» **Written instruction**
Wherever the string "this" appears, copy the whole line.
— Start of Information shown —
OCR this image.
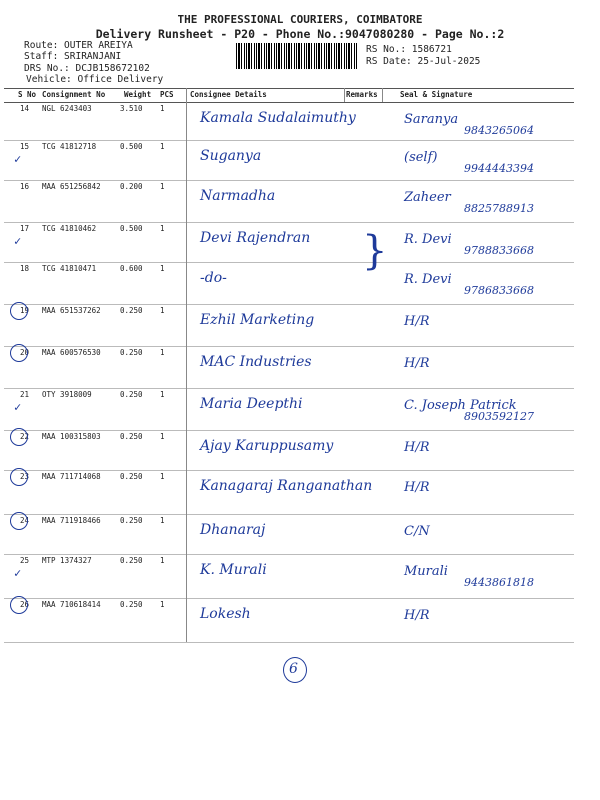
THE PROFESSIONAL COURIERS, COIMBATORE
Delivery Runsheet - P20 - Phone No.:9047080280 - Page No.:2
Route: OUTER AREIYA
Staff: SRIRANJANI
DRS No.: DCJB158672102
Vehicle: Office Delivery
RS No.: 1586721
RS Date: 25-Jul-2025
S No Consignment No	Weight PCS Consignee Details	Remarks	Seal & Signature
14 NGL 6243403	3.510 1
Kamala Sudalaimuthy	Saranya
9843265064
15 TCG 41812718	0.500 1
Suganya	(self)
9944443394
✓
16 MAA 651256842	0.200 1
Narmadha	Zaheer
8825788913
17 TCG 41810462	0.500 1
Devi Rajendran	R. Devi
9788833668
✓
18 TCG 41810471	0.600 1
-do-	R. Devi
9786833668
19 MAA 651537262	0.250 1
Ezhil Marketing	H/R
20 MAA 600576530	0.250 1
MAC Industries	H/R
21 OTY 3918009	0.250 1
Maria Deepthi	C. Joseph Patrick
8903592127
✓
22 MAA 100315803	0.250 1
Ajay Karuppusamy	H/R
23 MAA 711714068	0.250 1
Kanagaraj Ranganathan H/R
24 MAA 711918466	0.250 1
Dhanaraj	C/N
25 MTP 1374327	0.250 1
K. Murali	Murali
9443861818
✓
26 MAA 710618414	0.250 1
Lokesh	H/R
}
6
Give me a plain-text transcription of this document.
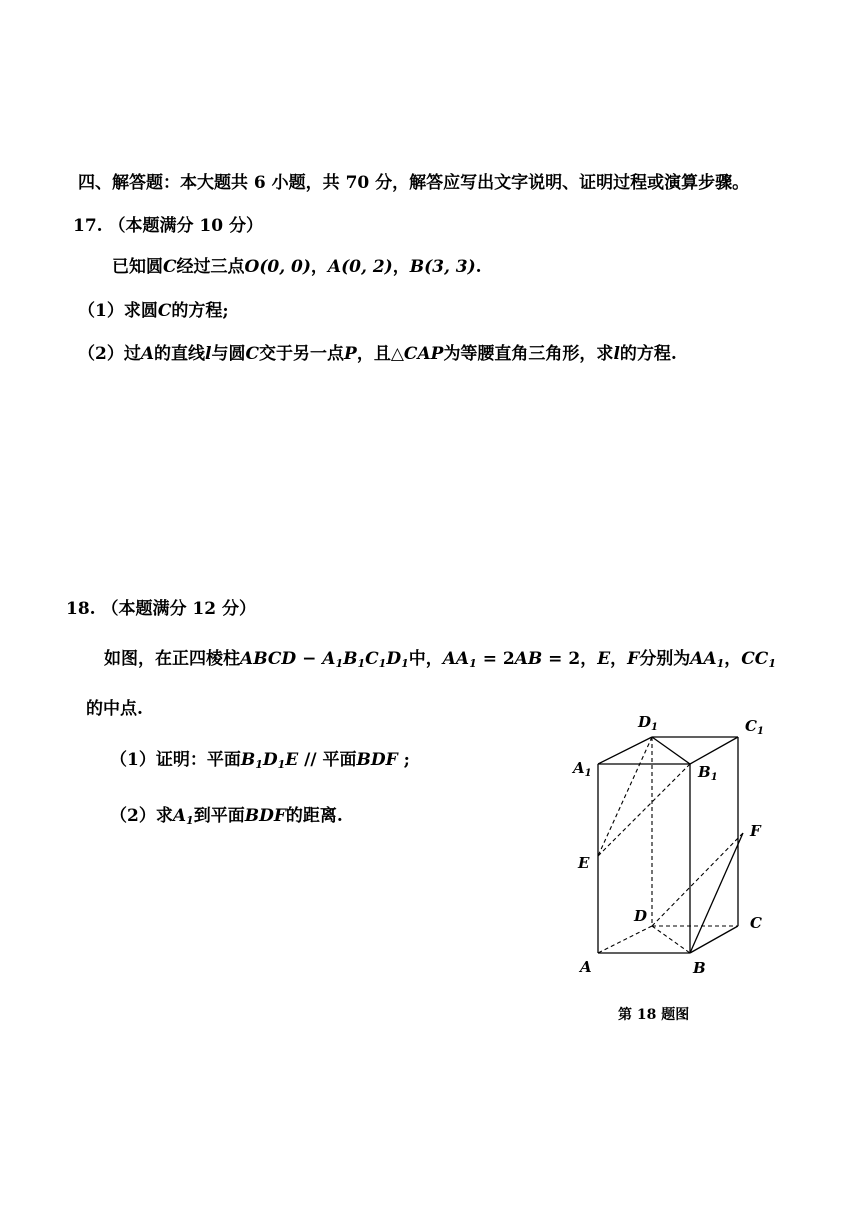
四、解答题：本大题共 6 小题，共 70 分，解答应写出文字说明、证明过程或演算步骤。
17. （本题满分 10 分）
已知圆C经过三点O(0, 0)，A(0, 2)，B(3, 3).
（1）求圆C的方程;
（2）过A的直线l与圆C交于另一点P，且△CAP为等腰直角三角形，求l的方程.
18. （本题满分 12 分）
如图，在正四棱柱ABCD − $A_1B_1C_1D_1$中，$AA_1 = 2AB = 2$，E，F分别为$AA_1$，$CC_1$
的中点.
（1）证明：平面$B_1D_1E$ // 平面BDF ;
（2）求$A_1$到平面BDF的距离.
$D_1$	$C_1$
$A_1$	$B_1$
F
E
D	C
A	B
第 18 题图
— End of Information shown —
» **Output**
OCR this image.
Give me a plain-text transcription of this document.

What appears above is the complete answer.